RECORDS TO USE:
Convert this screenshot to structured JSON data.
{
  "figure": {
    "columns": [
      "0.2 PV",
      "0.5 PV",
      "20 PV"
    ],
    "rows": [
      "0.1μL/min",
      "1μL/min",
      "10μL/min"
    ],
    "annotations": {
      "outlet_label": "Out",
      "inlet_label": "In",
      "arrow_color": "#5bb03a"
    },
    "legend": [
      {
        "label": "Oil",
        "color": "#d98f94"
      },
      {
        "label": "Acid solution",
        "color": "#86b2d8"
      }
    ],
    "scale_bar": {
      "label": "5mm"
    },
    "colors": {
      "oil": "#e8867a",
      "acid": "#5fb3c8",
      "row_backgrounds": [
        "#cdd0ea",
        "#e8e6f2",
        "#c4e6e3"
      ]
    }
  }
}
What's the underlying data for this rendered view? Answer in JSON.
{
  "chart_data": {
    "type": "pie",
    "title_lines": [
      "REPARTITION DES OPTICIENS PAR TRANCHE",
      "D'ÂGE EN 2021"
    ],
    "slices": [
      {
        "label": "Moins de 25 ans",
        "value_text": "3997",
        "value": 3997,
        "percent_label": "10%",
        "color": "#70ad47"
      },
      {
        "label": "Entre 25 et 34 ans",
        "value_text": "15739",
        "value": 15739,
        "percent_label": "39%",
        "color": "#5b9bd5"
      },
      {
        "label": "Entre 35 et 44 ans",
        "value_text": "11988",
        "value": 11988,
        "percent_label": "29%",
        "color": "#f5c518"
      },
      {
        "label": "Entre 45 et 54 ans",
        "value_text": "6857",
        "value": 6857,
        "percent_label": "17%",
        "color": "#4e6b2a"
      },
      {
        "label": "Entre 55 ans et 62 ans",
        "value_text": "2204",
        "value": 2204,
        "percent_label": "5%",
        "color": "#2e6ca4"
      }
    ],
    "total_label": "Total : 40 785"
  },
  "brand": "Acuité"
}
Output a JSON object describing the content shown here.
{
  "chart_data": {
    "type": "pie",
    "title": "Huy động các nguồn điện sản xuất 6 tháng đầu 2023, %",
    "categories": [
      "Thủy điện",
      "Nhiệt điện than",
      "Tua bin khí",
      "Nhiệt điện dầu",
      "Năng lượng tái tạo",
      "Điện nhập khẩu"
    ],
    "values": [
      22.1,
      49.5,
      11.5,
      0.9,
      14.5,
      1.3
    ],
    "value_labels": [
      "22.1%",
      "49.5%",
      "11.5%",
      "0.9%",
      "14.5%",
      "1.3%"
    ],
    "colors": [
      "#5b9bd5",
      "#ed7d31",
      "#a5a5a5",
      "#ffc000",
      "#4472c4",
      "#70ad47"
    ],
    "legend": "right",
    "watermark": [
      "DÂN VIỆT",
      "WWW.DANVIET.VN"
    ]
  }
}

WHAT IS BEING ASKED: Work out how many lines of the listing above include "this". Answer with the number and nothing more.

FULL OUTPUT: 2